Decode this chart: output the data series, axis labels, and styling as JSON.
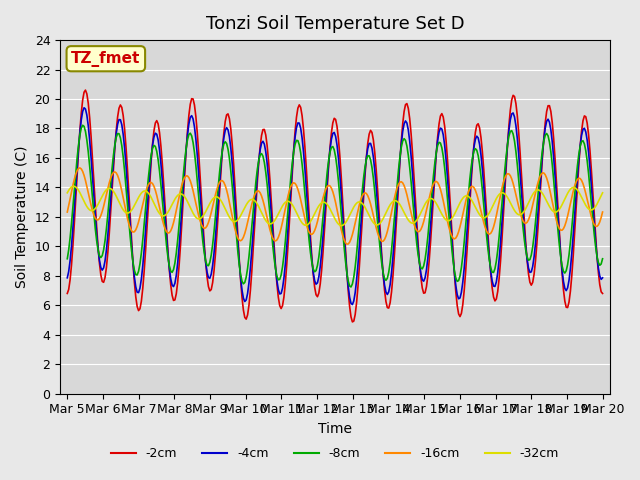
{
  "title": "Tonzi Soil Temperature Set D",
  "xlabel": "Time",
  "ylabel": "Soil Temperature (C)",
  "annotation_text": "TZ_fmet",
  "ylim": [
    0,
    24
  ],
  "yticks": [
    0,
    2,
    4,
    6,
    8,
    10,
    12,
    14,
    16,
    18,
    20,
    22,
    24
  ],
  "x_labels": [
    "Mar 5",
    "Mar 6",
    "Mar 7",
    "Mar 8",
    "Mar 9",
    "Mar 10",
    "Mar 11",
    "Mar 12",
    "Mar 13",
    "Mar 14",
    "Mar 15",
    "Mar 16",
    "Mar 17",
    "Mar 18",
    "Mar 19",
    "Mar 20"
  ],
  "line_colors": {
    "-2cm": "#dd0000",
    "-4cm": "#0000cc",
    "-8cm": "#00aa00",
    "-16cm": "#ff8800",
    "-32cm": "#dddd00"
  },
  "legend_labels": [
    "-2cm",
    "-4cm",
    "-8cm",
    "-16cm",
    "-32cm"
  ],
  "bg_color": "#e8e8e8",
  "plot_bg_color": "#d8d8d8",
  "annotation_bg": "#ffffcc",
  "annotation_border": "#888800",
  "title_fontsize": 13,
  "axis_label_fontsize": 10,
  "tick_label_fontsize": 9,
  "legend_fontsize": 9
}
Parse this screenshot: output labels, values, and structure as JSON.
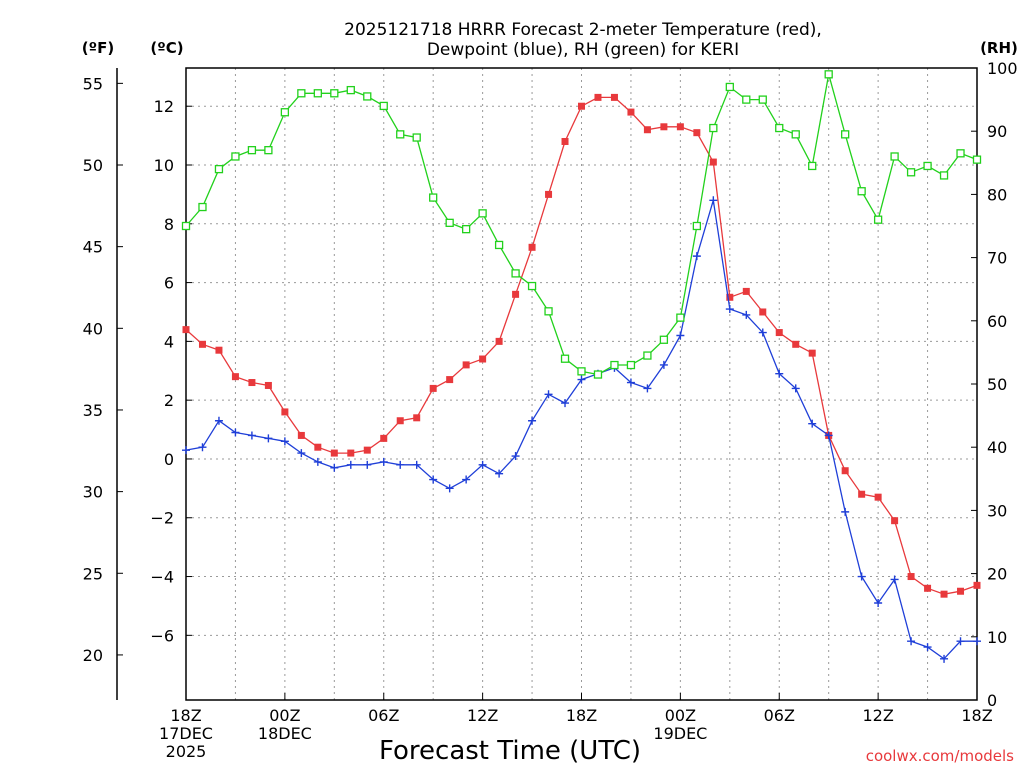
{
  "chart_data": {
    "type": "line",
    "title_line1": "2025121718 HRRR Forecast 2-meter Temperature (red),",
    "title_line2": "Dewpoint (blue), RH (green) for KERI",
    "xlabel": "Forecast Time (UTC)",
    "watermark": "coolwx.com/models",
    "axis_units": {
      "fahrenheit": "(ºF)",
      "celsius": "(ºC)",
      "rh": "(RH)"
    },
    "x_range": [
      0,
      48
    ],
    "celsius_range": [
      -8.2,
      13.3
    ],
    "rh_range": [
      0,
      100
    ],
    "fahrenheit_ticks": [
      "20",
      "25",
      "30",
      "35",
      "40",
      "45",
      "50",
      "55"
    ],
    "celsius_ticks": [
      "-6",
      "-4",
      "-2",
      "0",
      "2",
      "4",
      "6",
      "8",
      "10",
      "12"
    ],
    "rh_ticks": [
      "0",
      "10",
      "20",
      "30",
      "40",
      "50",
      "60",
      "70",
      "80",
      "90",
      "100"
    ],
    "x_ticks": [
      {
        "hour": 0,
        "lines": [
          "18Z",
          "17DEC",
          "2025"
        ]
      },
      {
        "hour": 6,
        "lines": [
          "00Z",
          "18DEC"
        ]
      },
      {
        "hour": 12,
        "lines": [
          "06Z"
        ]
      },
      {
        "hour": 18,
        "lines": [
          "12Z"
        ]
      },
      {
        "hour": 24,
        "lines": [
          "18Z"
        ]
      },
      {
        "hour": 30,
        "lines": [
          "00Z",
          "19DEC"
        ]
      },
      {
        "hour": 36,
        "lines": [
          "06Z"
        ]
      },
      {
        "hour": 42,
        "lines": [
          "12Z"
        ]
      },
      {
        "hour": 48,
        "lines": [
          "18Z"
        ]
      }
    ],
    "series": [
      {
        "name": "Temperature",
        "unit": "C",
        "color": "#e8393c",
        "marker": "filled-square",
        "values": [
          4.4,
          3.9,
          3.7,
          2.8,
          2.6,
          2.5,
          1.6,
          0.8,
          0.4,
          0.2,
          0.2,
          0.3,
          0.7,
          1.3,
          1.4,
          2.4,
          2.7,
          3.2,
          3.4,
          4.0,
          5.6,
          7.2,
          9.0,
          10.8,
          12.0,
          12.3,
          12.3,
          11.8,
          11.2,
          11.3,
          11.3,
          11.1,
          10.1,
          5.5,
          5.7,
          5.0,
          4.3,
          3.9,
          3.6,
          0.8,
          -0.4,
          -1.2,
          -1.3,
          -2.1,
          -4.0,
          -4.4,
          -4.6,
          -4.5,
          -4.3
        ]
      },
      {
        "name": "Dewpoint",
        "unit": "C",
        "color": "#1f3fd8",
        "marker": "plus",
        "values": [
          0.3,
          0.4,
          1.3,
          0.9,
          0.8,
          0.7,
          0.6,
          0.2,
          -0.1,
          -0.3,
          -0.2,
          -0.2,
          -0.1,
          -0.2,
          -0.2,
          -0.7,
          -1.0,
          -0.7,
          -0.2,
          -0.5,
          0.1,
          1.3,
          2.2,
          1.9,
          2.7,
          2.9,
          3.1,
          2.6,
          2.4,
          3.2,
          4.2,
          6.9,
          8.8,
          5.1,
          4.9,
          4.3,
          2.9,
          2.4,
          1.2,
          0.8,
          -1.8,
          -4.0,
          -4.9,
          -4.1,
          -6.2,
          -6.4,
          -6.8,
          -6.2,
          -6.2
        ]
      },
      {
        "name": "RH",
        "unit": "%",
        "color": "#22d11c",
        "marker": "open-square",
        "values": [
          75,
          78,
          84,
          86,
          87,
          87,
          93,
          96,
          96,
          96,
          96.5,
          95.5,
          94,
          89.5,
          89,
          79.5,
          75.5,
          74.5,
          77,
          72,
          67.5,
          65.5,
          61.5,
          54,
          52,
          51.5,
          53,
          53,
          54.5,
          57,
          60.5,
          75,
          90.5,
          97,
          95,
          95,
          90.5,
          89.5,
          84.5,
          99,
          89.5,
          80.5,
          76,
          86,
          83.5,
          84.5,
          83,
          86.5,
          85.5
        ]
      }
    ]
  }
}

▬▬▬

TASK STATEMENT
Copy each line exactly, and leave the pictures out of your copy.

COMPLETED TASK
Decode this chart: output the data series, axis labels, and styling as JSON.
{
  "title": "Tonzi Soil Temperature Set D",
  "xlabel": "Time",
  "ylabel": "Soil Temperature (C)",
  "annotation_text": "TZ_fmet",
  "ylim": [
    0,
    24
  ],
  "yticks": [
    0,
    2,
    4,
    6,
    8,
    10,
    12,
    14,
    16,
    18,
    20,
    22,
    24
  ],
  "x_labels": [
    "Mar 5",
    "Mar 6",
    "Mar 7",
    "Mar 8",
    "Mar 9",
    "Mar 10",
    "Mar 11",
    "Mar 12",
    "Mar 13",
    "Mar 14",
    "Mar 15",
    "Mar 16",
    "Mar 17",
    "Mar 18",
    "Mar 19",
    "Mar 20"
  ],
  "line_colors": {
    "-2cm": "#dd0000",
    "-4cm": "#0000cc",
    "-8cm": "#00aa00",
    "-16cm": "#ff8800",
    "-32cm": "#dddd00"
  },
  "legend_labels": [
    "-2cm",
    "-4cm",
    "-8cm",
    "-16cm",
    "-32cm"
  ],
  "bg_color": "#e8e8e8",
  "plot_bg_color": "#d8d8d8",
  "annotation_bg": "#ffffcc",
  "annotation_border": "#888800",
  "title_fontsize": 13,
  "axis_label_fontsize": 10,
  "tick_label_fontsize": 9,
  "legend_fontsize": 9
}
Parse this screenshot: output labels, values, and structure as JSON.
{
  "chart_data": {
    "type": "line",
    "title_line1": "2025121718 HRRR Forecast 2-meter Temperature (red),",
    "title_line2": "Dewpoint (blue), RH (green) for KERI",
    "xlabel": "Forecast Time (UTC)",
    "watermark": "coolwx.com/models",
    "axis_units": {
      "fahrenheit": "(ºF)",
      "celsius": "(ºC)",
      "rh": "(RH)"
    },
    "x_range": [
      0,
      48
    ],
    "celsius_range": [
      -8.2,
      13.3
    ],
    "rh_range": [
      0,
      100
    ],
    "fahrenheit_ticks": [
      "20",
      "25",
      "30",
      "35",
      "40",
      "45",
      "50",
      "55"
    ],
    "celsius_ticks": [
      "-6",
      "-4",
      "-2",
      "0",
      "2",
      "4",
      "6",
      "8",
      "10",
      "12"
    ],
    "rh_ticks": [
      "0",
      "10",
      "20",
      "30",
      "40",
      "50",
      "60",
      "70",
      "80",
      "90",
      "100"
    ],
    "x_ticks": [
      {
        "hour": 0,
        "lines": [
          "18Z",
          "17DEC",
          "2025"
        ]
      },
      {
        "hour": 6,
        "lines": [
          "00Z",
          "18DEC"
        ]
      },
      {
        "hour": 12,
        "lines": [
          "06Z"
        ]
      },
      {
        "hour": 18,
        "lines": [
          "12Z"
        ]
      },
      {
        "hour": 24,
        "lines": [
          "18Z"
        ]
      },
      {
        "hour": 30,
        "lines": [
          "00Z",
          "19DEC"
        ]
      },
      {
        "hour": 36,
        "lines": [
          "06Z"
        ]
      },
      {
        "hour": 42,
        "lines": [
          "12Z"
        ]
      },
      {
        "hour": 48,
        "lines": [
          "18Z"
        ]
      }
    ],
    "series": [
      {
        "name": "Temperature",
        "unit": "C",
        "color": "#e8393c",
        "marker": "filled-square",
        "values": [
          4.4,
          3.9,
          3.7,
          2.8,
          2.6,
          2.5,
          1.6,
          0.8,
          0.4,
          0.2,
          0.2,
          0.3,
          0.7,
          1.3,
          1.4,
          2.4,
          2.7,
          3.2,
          3.4,
          4.0,
          5.6,
          7.2,
          9.0,
          10.8,
          12.0,
          12.3,
          12.3,
          11.8,
          11.2,
          11.3,
          11.3,
          11.1,
          10.1,
          5.5,
          5.7,
          5.0,
          4.3,
          3.9,
          3.6,
          0.8,
          -0.4,
          -1.2,
          -1.3,
          -2.1,
          -4.0,
          -4.4,
          -4.6,
          -4.5,
          -4.3
        ]
      },
      {
        "name": "Dewpoint",
        "unit": "C",
        "color": "#1f3fd8",
        "marker": "plus",
        "values": [
          0.3,
          0.4,
          1.3,
          0.9,
          0.8,
          0.7,
          0.6,
          0.2,
          -0.1,
          -0.3,
          -0.2,
          -0.2,
          -0.1,
          -0.2,
          -0.2,
          -0.7,
          -1.0,
          -0.7,
          -0.2,
          -0.5,
          0.1,
          1.3,
          2.2,
          1.9,
          2.7,
          2.9,
          3.1,
          2.6,
          2.4,
          3.2,
          4.2,
          6.9,
          8.8,
          5.1,
          4.9,
          4.3,
          2.9,
          2.4,
          1.2,
          0.8,
          -1.8,
          -4.0,
          -4.9,
          -4.1,
          -6.2,
          -6.4,
          -6.8,
          -6.2,
          -6.2
        ]
      },
      {
        "name": "RH",
        "unit": "%",
        "color": "#22d11c",
        "marker": "open-square",
        "values": [
          75,
          78,
          84,
          86,
          87,
          87,
          93,
          96,
          96,
          96,
          96.5,
          95.5,
          94,
          89.5,
          89,
          79.5,
          75.5,
          74.5,
          77,
          72,
          67.5,
          65.5,
          61.5,
          54,
          52,
          51.5,
          53,
          53,
          54.5,
          57,
          60.5,
          75,
          90.5,
          97,
          95,
          95,
          90.5,
          89.5,
          84.5,
          99,
          89.5,
          80.5,
          76,
          86,
          83.5,
          84.5,
          83,
          86.5,
          85.5
        ]
      }
    ]
  }
}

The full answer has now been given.